* Begin *

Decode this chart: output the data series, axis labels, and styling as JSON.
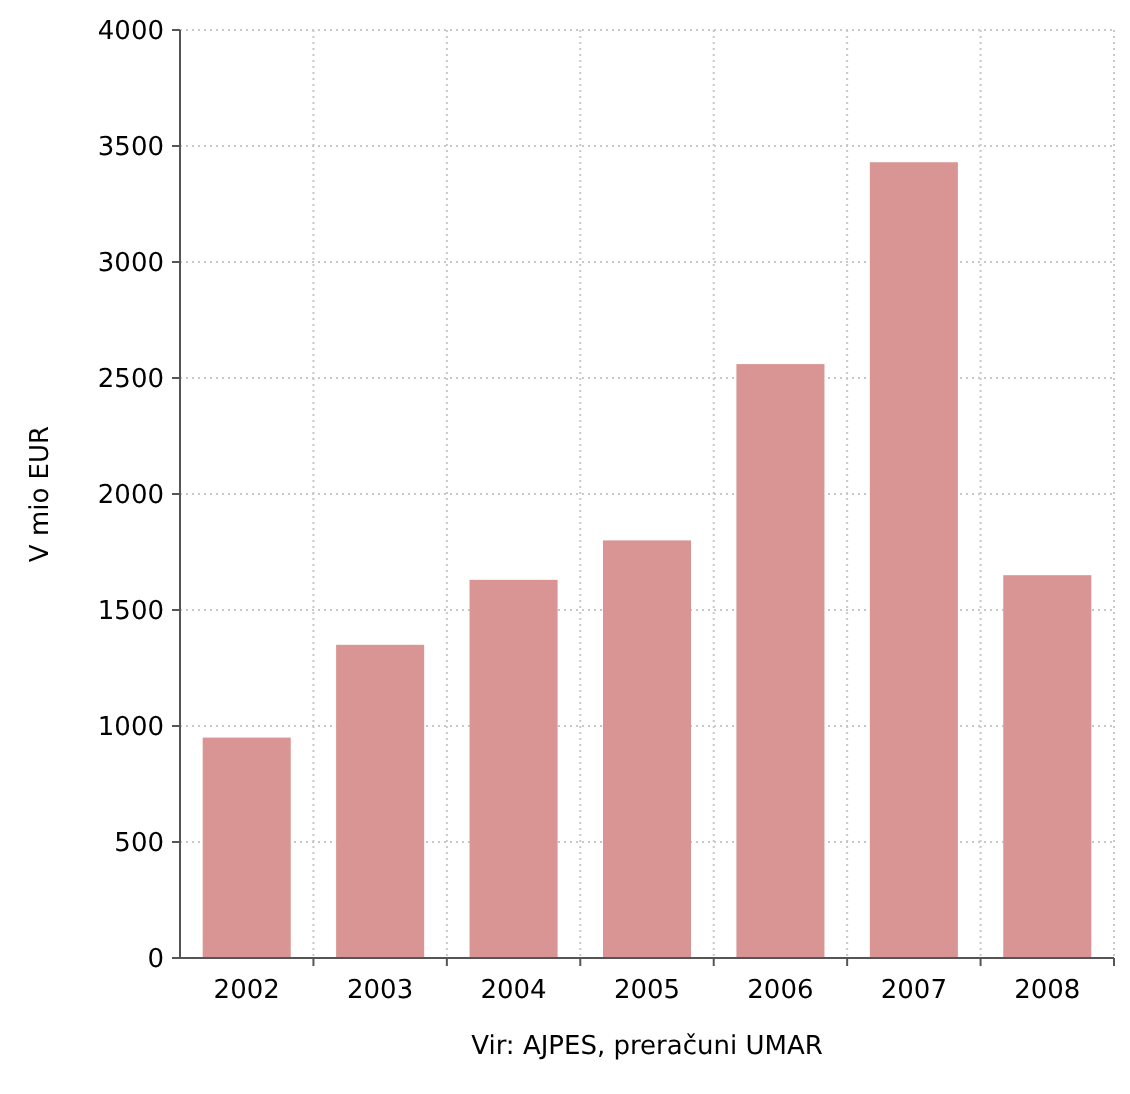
{
  "chart_data": {
    "type": "bar",
    "ylabel": "V mio EUR",
    "annotations": [
      "Vir: AJPES, preračuni UMAR"
    ],
    "categories": [
      "2002",
      "2003",
      "2004",
      "2005",
      "2006",
      "2007",
      "2008"
    ],
    "values": [
      950,
      1350,
      1630,
      1800,
      2560,
      3430,
      1650
    ],
    "color": "#d89594",
    "ylim": [
      0,
      4000
    ],
    "yticks": [
      0,
      500,
      1000,
      1500,
      2000,
      2500,
      3000,
      3500,
      4000
    ],
    "grid": true
  }
}
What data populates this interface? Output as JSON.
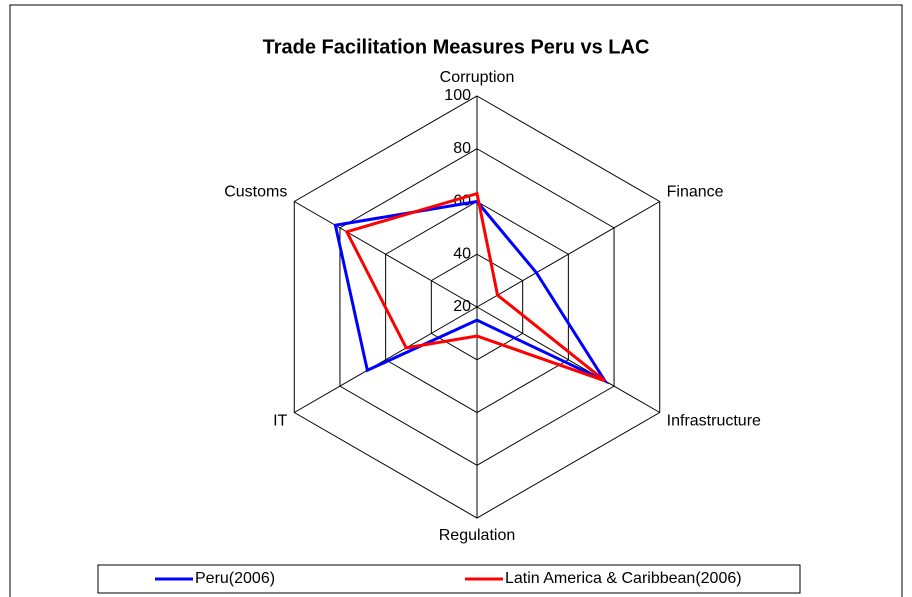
{
  "chart_data": {
    "type": "radar",
    "title": "Trade Facilitation Measures Peru vs LAC",
    "categories": [
      "Corruption",
      "Finance",
      "Infrastructure",
      "Regulation",
      "IT",
      "Customs"
    ],
    "series": [
      {
        "name": "Peru(2006)",
        "color": "#0000ff",
        "values": [
          60,
          46,
          76,
          25,
          68,
          82
        ]
      },
      {
        "name": "Latin America & Caribbean(2006)",
        "color": "#ff0000",
        "values": [
          63,
          29,
          76,
          31,
          51,
          77
        ]
      }
    ],
    "ylim": [
      20,
      100
    ],
    "yticks": [
      20,
      40,
      60,
      80,
      100
    ],
    "grid": true,
    "legend": "bottom"
  }
}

* End *

**Do this**
Above are the records; copy every line in them that holds the word "name".

**Completed task**
        "name": "Peru(2006)",
        "name": "Latin America & Caribbean(2006)",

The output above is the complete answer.